[Start Provided records]
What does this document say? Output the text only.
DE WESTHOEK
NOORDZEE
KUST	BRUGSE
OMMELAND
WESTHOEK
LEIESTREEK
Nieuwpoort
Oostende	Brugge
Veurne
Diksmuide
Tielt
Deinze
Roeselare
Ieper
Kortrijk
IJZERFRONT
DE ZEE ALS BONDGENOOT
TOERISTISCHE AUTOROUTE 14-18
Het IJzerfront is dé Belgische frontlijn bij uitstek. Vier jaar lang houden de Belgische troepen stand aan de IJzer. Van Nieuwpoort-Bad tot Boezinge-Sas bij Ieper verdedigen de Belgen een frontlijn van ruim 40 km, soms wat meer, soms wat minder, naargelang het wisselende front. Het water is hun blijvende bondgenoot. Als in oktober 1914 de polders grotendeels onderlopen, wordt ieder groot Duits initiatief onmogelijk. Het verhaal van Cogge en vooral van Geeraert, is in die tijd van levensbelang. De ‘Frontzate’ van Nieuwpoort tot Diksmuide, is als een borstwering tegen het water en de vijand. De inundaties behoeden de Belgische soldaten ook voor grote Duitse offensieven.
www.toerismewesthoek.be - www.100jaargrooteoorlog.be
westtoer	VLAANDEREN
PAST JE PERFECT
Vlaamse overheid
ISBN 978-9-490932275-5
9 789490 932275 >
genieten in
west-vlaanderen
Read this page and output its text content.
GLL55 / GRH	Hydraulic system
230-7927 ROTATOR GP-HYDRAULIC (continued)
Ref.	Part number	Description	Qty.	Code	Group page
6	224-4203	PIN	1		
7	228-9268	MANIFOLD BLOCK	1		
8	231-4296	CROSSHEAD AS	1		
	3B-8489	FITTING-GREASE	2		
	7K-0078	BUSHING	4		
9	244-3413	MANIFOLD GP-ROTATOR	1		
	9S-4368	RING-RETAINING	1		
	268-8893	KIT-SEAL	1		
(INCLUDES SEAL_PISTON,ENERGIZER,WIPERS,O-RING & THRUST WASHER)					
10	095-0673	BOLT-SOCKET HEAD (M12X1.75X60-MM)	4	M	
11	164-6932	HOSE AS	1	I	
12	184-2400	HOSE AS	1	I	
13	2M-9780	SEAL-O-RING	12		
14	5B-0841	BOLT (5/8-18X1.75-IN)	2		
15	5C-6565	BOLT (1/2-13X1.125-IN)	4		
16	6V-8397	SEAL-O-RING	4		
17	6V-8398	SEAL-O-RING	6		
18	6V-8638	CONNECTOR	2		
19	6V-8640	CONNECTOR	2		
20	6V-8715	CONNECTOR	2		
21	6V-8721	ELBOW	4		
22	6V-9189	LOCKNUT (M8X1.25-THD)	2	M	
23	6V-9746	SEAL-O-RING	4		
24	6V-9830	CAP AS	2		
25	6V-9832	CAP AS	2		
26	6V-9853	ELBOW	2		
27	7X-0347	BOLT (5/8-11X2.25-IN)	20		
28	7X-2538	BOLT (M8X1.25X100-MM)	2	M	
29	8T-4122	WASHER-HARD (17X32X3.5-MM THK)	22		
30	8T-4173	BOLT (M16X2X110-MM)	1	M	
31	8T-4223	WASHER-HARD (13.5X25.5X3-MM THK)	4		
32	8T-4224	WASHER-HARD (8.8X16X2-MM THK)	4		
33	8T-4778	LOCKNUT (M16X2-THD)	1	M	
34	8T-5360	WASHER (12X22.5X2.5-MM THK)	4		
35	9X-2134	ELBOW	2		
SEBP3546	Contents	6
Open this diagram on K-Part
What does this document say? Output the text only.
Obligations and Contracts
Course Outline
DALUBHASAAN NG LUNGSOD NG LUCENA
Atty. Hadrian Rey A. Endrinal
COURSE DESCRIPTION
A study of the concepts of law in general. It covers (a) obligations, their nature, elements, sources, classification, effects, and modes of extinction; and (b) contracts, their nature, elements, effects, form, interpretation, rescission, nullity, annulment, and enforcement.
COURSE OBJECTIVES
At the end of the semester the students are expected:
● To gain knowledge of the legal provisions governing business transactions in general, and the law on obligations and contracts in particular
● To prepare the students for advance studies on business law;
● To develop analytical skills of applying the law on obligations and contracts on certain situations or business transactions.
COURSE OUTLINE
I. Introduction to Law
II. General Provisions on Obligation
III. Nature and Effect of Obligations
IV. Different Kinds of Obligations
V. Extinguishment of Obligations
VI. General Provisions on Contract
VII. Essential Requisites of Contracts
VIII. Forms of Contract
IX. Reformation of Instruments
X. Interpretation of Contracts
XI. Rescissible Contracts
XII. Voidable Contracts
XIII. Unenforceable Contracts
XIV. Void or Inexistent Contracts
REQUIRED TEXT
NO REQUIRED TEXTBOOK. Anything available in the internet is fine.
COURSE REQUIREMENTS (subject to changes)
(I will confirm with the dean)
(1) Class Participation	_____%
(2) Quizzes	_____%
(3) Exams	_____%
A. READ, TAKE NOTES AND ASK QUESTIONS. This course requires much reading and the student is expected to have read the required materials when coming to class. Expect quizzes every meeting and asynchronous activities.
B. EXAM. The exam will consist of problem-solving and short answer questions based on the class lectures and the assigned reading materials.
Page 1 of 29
[End Provided records]
* **What is needed**:
Return the lines above exactly, keeping every word.

* **Correct result**:
What does this document say? Output the text only.
DE WESTHOEK
NOORDZEE
KUST	BRUGSE
OMMELAND
WESTHOEK
LEIESTREEK
Nieuwpoort
Oostende	Brugge
Veurne
Diksmuide
Tielt
Deinze
Roeselare
Ieper
Kortrijk
IJZERFRONT
DE ZEE ALS BONDGENOOT
TOERISTISCHE AUTOROUTE 14-18
Het IJzerfront is dé Belgische frontlijn bij uitstek. Vier jaar lang houden de Belgische troepen stand aan de IJzer. Van Nieuwpoort-Bad tot Boezinge-Sas bij Ieper verdedigen de Belgen een frontlijn van ruim 40 km, soms wat meer, soms wat minder, naargelang het wisselende front. Het water is hun blijvende bondgenoot. Als in oktober 1914 de polders grotendeels onderlopen, wordt ieder groot Duits initiatief onmogelijk. Het verhaal van Cogge en vooral van Geeraert, is in die tijd van levensbelang. De ‘Frontzate’ van Nieuwpoort tot Diksmuide, is als een borstwering tegen het water en de vijand. De inundaties behoeden de Belgische soldaten ook voor grote Duitse offensieven.
www.toerismewesthoek.be - www.100jaargrooteoorlog.be
westtoer	VLAANDEREN
PAST JE PERFECT
Vlaamse overheid
ISBN 978-9-490932275-5
9 789490 932275 >
genieten in
west-vlaanderen
Read this page and output its text content.
GLL55 / GRH	Hydraulic system
230-7927 ROTATOR GP-HYDRAULIC (continued)
Ref.	Part number	Description	Qty.	Code	Group page
6	224-4203	PIN	1		
7	228-9268	MANIFOLD BLOCK	1		
8	231-4296	CROSSHEAD AS	1		
	3B-8489	FITTING-GREASE	2		
	7K-0078	BUSHING	4		
9	244-3413	MANIFOLD GP-ROTATOR	1		
	9S-4368	RING-RETAINING	1		
	268-8893	KIT-SEAL	1		
(INCLUDES SEAL_PISTON,ENERGIZER,WIPERS,O-RING & THRUST WASHER)					
10	095-0673	BOLT-SOCKET HEAD (M12X1.75X60-MM)	4	M	
11	164-6932	HOSE AS	1	I	
12	184-2400	HOSE AS	1	I	
13	2M-9780	SEAL-O-RING	12		
14	5B-0841	BOLT (5/8-18X1.75-IN)	2		
15	5C-6565	BOLT (1/2-13X1.125-IN)	4		
16	6V-8397	SEAL-O-RING	4		
17	6V-8398	SEAL-O-RING	6		
18	6V-8638	CONNECTOR	2		
19	6V-8640	CONNECTOR	2		
20	6V-8715	CONNECTOR	2		
21	6V-8721	ELBOW	4		
22	6V-9189	LOCKNUT (M8X1.25-THD)	2	M	
23	6V-9746	SEAL-O-RING	4		
24	6V-9830	CAP AS	2		
25	6V-9832	CAP AS	2		
26	6V-9853	ELBOW	2		
27	7X-0347	BOLT (5/8-11X2.25-IN)	20		
28	7X-2538	BOLT (M8X1.25X100-MM)	2	M	
29	8T-4122	WASHER-HARD (17X32X3.5-MM THK)	22		
30	8T-4173	BOLT (M16X2X110-MM)	1	M	
31	8T-4223	WASHER-HARD (13.5X25.5X3-MM THK)	4		
32	8T-4224	WASHER-HARD (8.8X16X2-MM THK)	4		
33	8T-4778	LOCKNUT (M16X2-THD)	1	M	
34	8T-5360	WASHER (12X22.5X2.5-MM THK)	4		
35	9X-2134	ELBOW	2		
SEBP3546	Contents	6
Open this diagram on K-Part
What does this document say? Output the text only.
Obligations and Contracts
Course Outline
DALUBHASAAN NG LUNGSOD NG LUCENA
Atty. Hadrian Rey A. Endrinal
COURSE DESCRIPTION
A study of the concepts of law in general. It covers (a) obligations, their nature, elements, sources, classification, effects, and modes of extinction; and (b) contracts, their nature, elements, effects, form, interpretation, rescission, nullity, annulment, and enforcement.
COURSE OBJECTIVES
At the end of the semester the students are expected:
● To gain knowledge of the legal provisions governing business transactions in general, and the law on obligations and contracts in particular
● To prepare the students for advance studies on business law;
● To develop analytical skills of applying the law on obligations and contracts on certain situations or business transactions.
COURSE OUTLINE
I. Introduction to Law
II. General Provisions on Obligation
III. Nature and Effect of Obligations
IV. Different Kinds of Obligations
V. Extinguishment of Obligations
VI. General Provisions on Contract
VII. Essential Requisites of Contracts
VIII. Forms of Contract
IX. Reformation of Instruments
X. Interpretation of Contracts
XI. Rescissible Contracts
XII. Voidable Contracts
XIII. Unenforceable Contracts
XIV. Void or Inexistent Contracts
REQUIRED TEXT
NO REQUIRED TEXTBOOK. Anything available in the internet is fine.
COURSE REQUIREMENTS (subject to changes)
(I will confirm with the dean)
(1) Class Participation	_____%
(2) Quizzes	_____%
(3) Exams	_____%
A. READ, TAKE NOTES AND ASK QUESTIONS. This course requires much reading and the student is expected to have read the required materials when coming to class. Expect quizzes every meeting and asynchronous activities.
B. EXAM. The exam will consist of problem-solving and short answer questions based on the class lectures and the assigned reading materials.
Page 1 of 29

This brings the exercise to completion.